[Data excerpts]

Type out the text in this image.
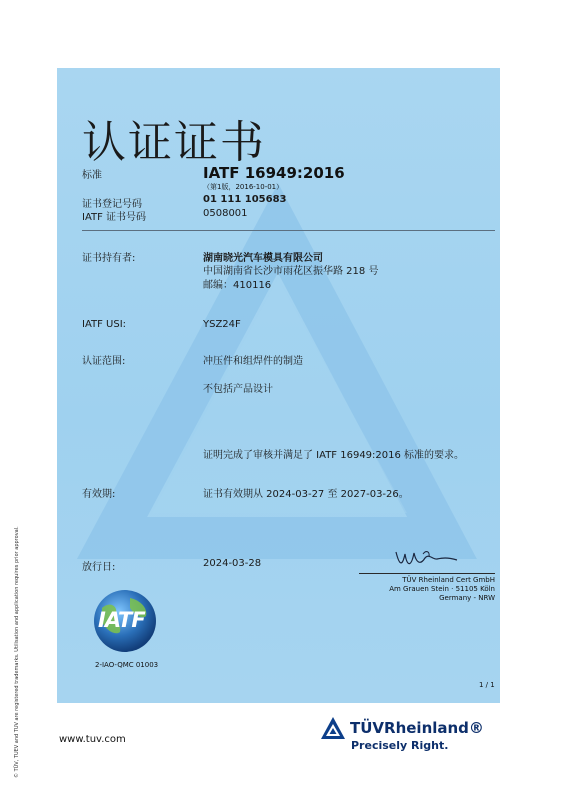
认证证书
标准	IATF 16949:2016
（第1版，2016-10-01）
证书登记号码	01 111 105683
IATF 证书号码	0508001
证书持有者:	湖南晓光汽车模具有限公司
中国湖南省长沙市雨花区振华路 218 号
邮编：410116
IATF USI:	YSZ24F
认证范围:	冲压件和组焊件的制造
不包括产品设计
证明完成了审核并满足了 IATF 16949:2016 标准的要求。
有效期:	证书有效期从 2024-03-27 至 2027-03-26。
放行日:	2024-03-28
TÜV Rheinland Cert GmbH
Am Grauen Stein · 51105 Köln
Germany - NRW
IATF
2-IAO-QMC 01003
1 / 1
© TÜV, TUEV and TUV are registered trademarks. Utilisation and application requires prior approval.	www.tuv.com
TÜVRheinland®
Precisely Right.
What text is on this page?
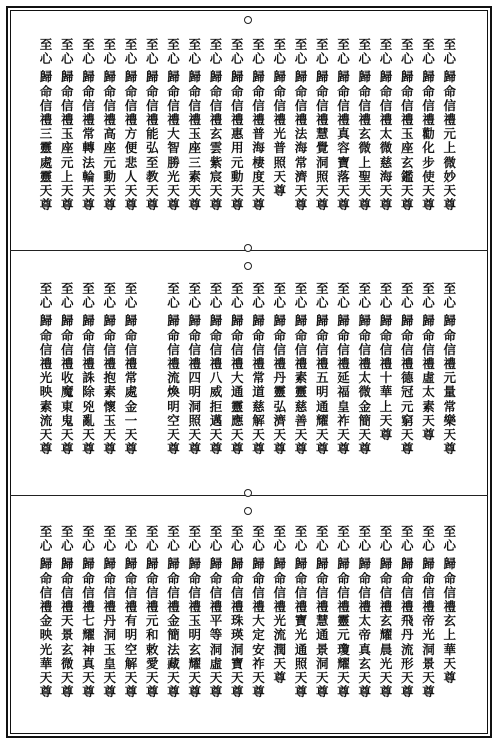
至
心
歸
命
信
禮
元
上
微
妙
天
尊
至
心
歸
命
信
禮
勸
化
步
使
天
尊
至
心
歸
命
信
禮
玉
座
玄
鑑
天
尊
至
心
歸
命
信
禮
太
微
慈
海
天
尊
至
心
歸
命
信
禮
玄
微
上
聖
天
尊
至
心
歸
命
信
禮
真
容
寶
落
天
尊
至
心
歸
命
信
禮
慧
覺
洞
照
天
尊
至
心
歸
命
信
禮
法
海
常
濟
天
尊
至
心
歸
命
信
禮
光
普
照
天
尊
至
心
歸
命
信
禮
普
海
棲
度
天
尊
至
心
歸
命
信
禮
惠
用
元
動
天
尊
至
心
歸
命
信
禮
玄
雲
紫
宸
天
尊
至
心
歸
命
信
禮
玉
座
三
素
天
尊
至
心
歸
命
信
禮
大
智
勝
光
天
尊
至
心
歸
命
信
禮
能
弘
至
教
天
尊
至
心
歸
命
信
禮
方
便
悲
人
天
尊
至
心
歸
命
信
禮
高
座
元
動
天
尊
至
心
歸
命
信
禮
常
轉
法
輪
天
尊
至
心
歸
命
信
禮
玉
座
元
上
天
尊
至
心
歸
命
信
禮
三
靈
處
靈
天
尊
至
心
歸
命
信
禮
元
量
常
樂
天
尊
至
心
歸
命
信
禮
虛
太
素
天
尊
至
心
歸
命
信
禮
德
冠
元
窮
天
尊
至
心
歸
命
信
禮
十
華
上
天
尊
至
心
歸
命
信
禮
太
微
金
簡
天
尊
至
心
歸
命
信
禮
延
福
皇
祚
天
尊
至
心
歸
命
信
禮
五
明
通
耀
天
尊
至
心
歸
命
信
禮
素
靈
慈
善
天
尊
至
心
歸
命
信
禮
丹
靈
弘
濟
天
尊
至
心
歸
命
信
禮
常
道
慈
解
天
尊
至
心
歸
命
信
禮
大
通
靈
應
天
尊
至
心
歸
命
信
禮
八
威
拒
邁
天
尊
至
心
歸
命
信
禮
四
明
洞
照
天
尊
至
心
歸
命
信
禮
流
煥
明
空
天
尊
至
心
歸
命
信
禮
常
處
金
一
天
尊
至
心
歸
命
信
禮
抱
素
懷
玉
天
尊
至
心
歸
命
信
禮
誅
除
兇
亂
天
尊
至
心
歸
命
信
禮
收
魔
東
鬼
天
尊
至
心
歸
命
信
禮
光
映
素
流
天
尊
至
心
歸
命
信
禮
玄
上
華
天
尊
至
心
歸
命
信
禮
帝
光
洞
景
天
尊
至
心
歸
命
信
禮
飛
丹
流
形
天
尊
至
心
歸
命
信
禮
玄
耀
晨
光
天
尊
至
心
歸
命
信
禮
太
帝
真
玄
天
尊
至
心
歸
命
信
禮
靈
元
瓊
耀
天
尊
至
心
歸
命
信
禮
慧
通
景
洞
天
尊
至
心
歸
命
信
禮
寶
光
通
照
天
尊
至
心
歸
命
信
禮
光
流
潤
天
尊
至
心
歸
命
信
禮
大
定
安
祚
天
尊
至
心
歸
命
信
禮
珠
瑛
洞
寶
天
尊
至
心
歸
命
信
禮
平
等
洞
虛
天
尊
至
心
歸
命
信
禮
玉
明
玄
耀
天
尊
至
心
歸
命
信
禮
金
簡
法
藏
天
尊
至
心
歸
命
信
禮
元
和
敕
愛
天
尊
至
心
歸
命
信
禮
有
明
空
解
天
尊
至
心
歸
命
信
禮
丹
洞
玉
皇
天
尊
至
心
歸
命
信
禮
七
耀
神
真
天
尊
至
心
歸
命
信
禮
天
景
玄
微
天
尊
至
心
歸
命
信
禮
金
映
光
華
天
尊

Task to complete -
Locate all lines in the listing above with the word "this". Copy them.

Finished answer -
Type out the text in this image.
What text is on this page?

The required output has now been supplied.